■ **TEXT SECTION**

==*==

That is, in fact, the likely impetus behind these programs. Republicans don't want them to succeed. They don't want any of those underserving people (usually people of color) getting any assistance whatsoever, not when that funding could be either going to corporate welfare and forgone in tax cuts for the rich. That's what's behind the new Trump administration effort.
But to the actual effects of the proposals, as EPI analyzes them. Because these proposals "ignore labor-market realities (such as the high churn in the low-wage labor market)," EPI finds they "will not meaningfully increase the employment rate of these workers, and will harm millions of Americans, including millions of workers in low-paying and volatile occupations." First and foremost, because the majority of people participating in them are already working.

==*==

■ **EXCERPTED RECORDS**
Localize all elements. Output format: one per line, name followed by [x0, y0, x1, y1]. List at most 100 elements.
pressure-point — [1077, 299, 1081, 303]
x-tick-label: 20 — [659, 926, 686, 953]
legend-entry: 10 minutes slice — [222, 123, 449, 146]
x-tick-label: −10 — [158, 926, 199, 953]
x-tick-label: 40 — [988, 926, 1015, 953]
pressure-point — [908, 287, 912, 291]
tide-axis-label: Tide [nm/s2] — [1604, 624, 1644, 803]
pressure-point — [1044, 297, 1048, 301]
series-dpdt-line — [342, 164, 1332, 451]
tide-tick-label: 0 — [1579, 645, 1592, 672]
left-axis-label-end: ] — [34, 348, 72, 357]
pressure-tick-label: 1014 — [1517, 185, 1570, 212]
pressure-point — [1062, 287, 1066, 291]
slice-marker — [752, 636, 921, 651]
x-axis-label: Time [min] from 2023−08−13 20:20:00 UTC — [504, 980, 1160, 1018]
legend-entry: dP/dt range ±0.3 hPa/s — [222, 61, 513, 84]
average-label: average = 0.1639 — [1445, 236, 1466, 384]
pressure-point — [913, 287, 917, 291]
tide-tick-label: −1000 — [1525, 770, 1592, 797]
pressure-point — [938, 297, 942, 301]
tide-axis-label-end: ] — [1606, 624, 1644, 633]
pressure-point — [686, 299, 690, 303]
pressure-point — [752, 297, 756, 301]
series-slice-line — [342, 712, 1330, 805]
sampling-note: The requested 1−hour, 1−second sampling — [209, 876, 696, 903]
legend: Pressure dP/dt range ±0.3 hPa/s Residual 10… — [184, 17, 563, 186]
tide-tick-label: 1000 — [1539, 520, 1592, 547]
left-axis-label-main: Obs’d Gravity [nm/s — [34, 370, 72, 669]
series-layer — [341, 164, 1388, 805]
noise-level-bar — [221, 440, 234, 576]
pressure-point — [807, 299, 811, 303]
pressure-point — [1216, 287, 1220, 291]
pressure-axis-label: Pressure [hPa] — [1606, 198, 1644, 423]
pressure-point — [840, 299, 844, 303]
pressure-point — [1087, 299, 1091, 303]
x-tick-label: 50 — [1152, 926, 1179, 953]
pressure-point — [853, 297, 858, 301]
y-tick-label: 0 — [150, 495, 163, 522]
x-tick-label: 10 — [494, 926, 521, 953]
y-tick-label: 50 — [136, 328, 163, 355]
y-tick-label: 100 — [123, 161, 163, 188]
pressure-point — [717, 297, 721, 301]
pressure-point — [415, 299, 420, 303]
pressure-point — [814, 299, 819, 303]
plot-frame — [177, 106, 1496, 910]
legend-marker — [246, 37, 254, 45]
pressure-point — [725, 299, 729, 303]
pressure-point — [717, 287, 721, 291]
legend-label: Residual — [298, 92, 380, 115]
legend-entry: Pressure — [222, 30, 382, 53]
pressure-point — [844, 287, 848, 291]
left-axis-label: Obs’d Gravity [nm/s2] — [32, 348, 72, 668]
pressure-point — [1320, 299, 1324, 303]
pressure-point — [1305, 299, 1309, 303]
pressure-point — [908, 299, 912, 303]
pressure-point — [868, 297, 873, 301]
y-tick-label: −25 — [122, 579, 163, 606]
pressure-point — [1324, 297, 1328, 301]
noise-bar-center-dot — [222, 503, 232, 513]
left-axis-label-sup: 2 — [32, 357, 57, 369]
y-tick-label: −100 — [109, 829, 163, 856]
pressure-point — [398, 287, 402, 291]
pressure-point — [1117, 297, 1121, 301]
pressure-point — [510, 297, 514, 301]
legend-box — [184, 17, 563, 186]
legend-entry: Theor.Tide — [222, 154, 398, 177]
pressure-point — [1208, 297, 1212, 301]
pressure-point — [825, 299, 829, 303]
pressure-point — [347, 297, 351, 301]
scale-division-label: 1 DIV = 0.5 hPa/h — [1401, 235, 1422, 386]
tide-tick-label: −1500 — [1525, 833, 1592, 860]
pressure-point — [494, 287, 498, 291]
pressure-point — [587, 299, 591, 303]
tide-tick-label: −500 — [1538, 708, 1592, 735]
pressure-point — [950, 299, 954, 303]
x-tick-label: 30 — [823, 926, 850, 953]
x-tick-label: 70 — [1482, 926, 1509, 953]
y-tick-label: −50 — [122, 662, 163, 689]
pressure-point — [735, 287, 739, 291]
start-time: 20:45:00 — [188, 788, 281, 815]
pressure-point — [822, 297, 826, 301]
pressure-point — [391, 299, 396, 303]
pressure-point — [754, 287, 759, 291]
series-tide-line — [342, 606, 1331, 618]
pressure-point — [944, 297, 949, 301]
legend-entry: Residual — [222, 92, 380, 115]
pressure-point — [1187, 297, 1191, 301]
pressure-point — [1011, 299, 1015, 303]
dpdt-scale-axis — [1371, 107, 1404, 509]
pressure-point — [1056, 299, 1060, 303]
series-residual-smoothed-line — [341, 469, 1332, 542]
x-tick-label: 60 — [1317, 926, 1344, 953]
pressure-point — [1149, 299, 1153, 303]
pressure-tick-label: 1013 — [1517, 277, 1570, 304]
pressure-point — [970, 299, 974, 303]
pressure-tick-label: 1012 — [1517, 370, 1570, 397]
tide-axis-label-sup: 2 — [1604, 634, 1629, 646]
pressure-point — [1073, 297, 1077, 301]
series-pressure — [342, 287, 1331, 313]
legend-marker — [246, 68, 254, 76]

==*==

■ **WORK ORDER 1**
List every political party, government body or organization that the commentary on the Trump administration proposals names.
■ **WORK ORDER 2**
Write the next part of the commentary on the Trump administration proposals, picking up after its last sentence.

■ **YOUR RESPONSE 1**
Republicans
The Trump administration
EPI

■ **YOUR RESPONSE 2**
The proposals EPI reviewed were designed to be punitive rather than helpful—instead of "helping recipients conduct effective job services," the proposals put people through bureaucratic hoops and create barriers to people seeking stable, long-term jobs. They don't account for labor market churn and for the nature of jobs that many of the working poor in these programs hold. They have erratic hours, don't have family and sick leave, and are often subject to last-minute scheduling where they are essentially on-call any time they are not working. But the strict work requirements these tests impose demand they meet requirements every month and revoke them after just one month of failure.
These "heavy-handed and punitive work tests for SNAP and Medicaid will do little to nothing to boost the employment possibilities for low-wage workers," says EPI. What they will do is what the Trump administration and the states imposing them want them to do—drive people out of these programs.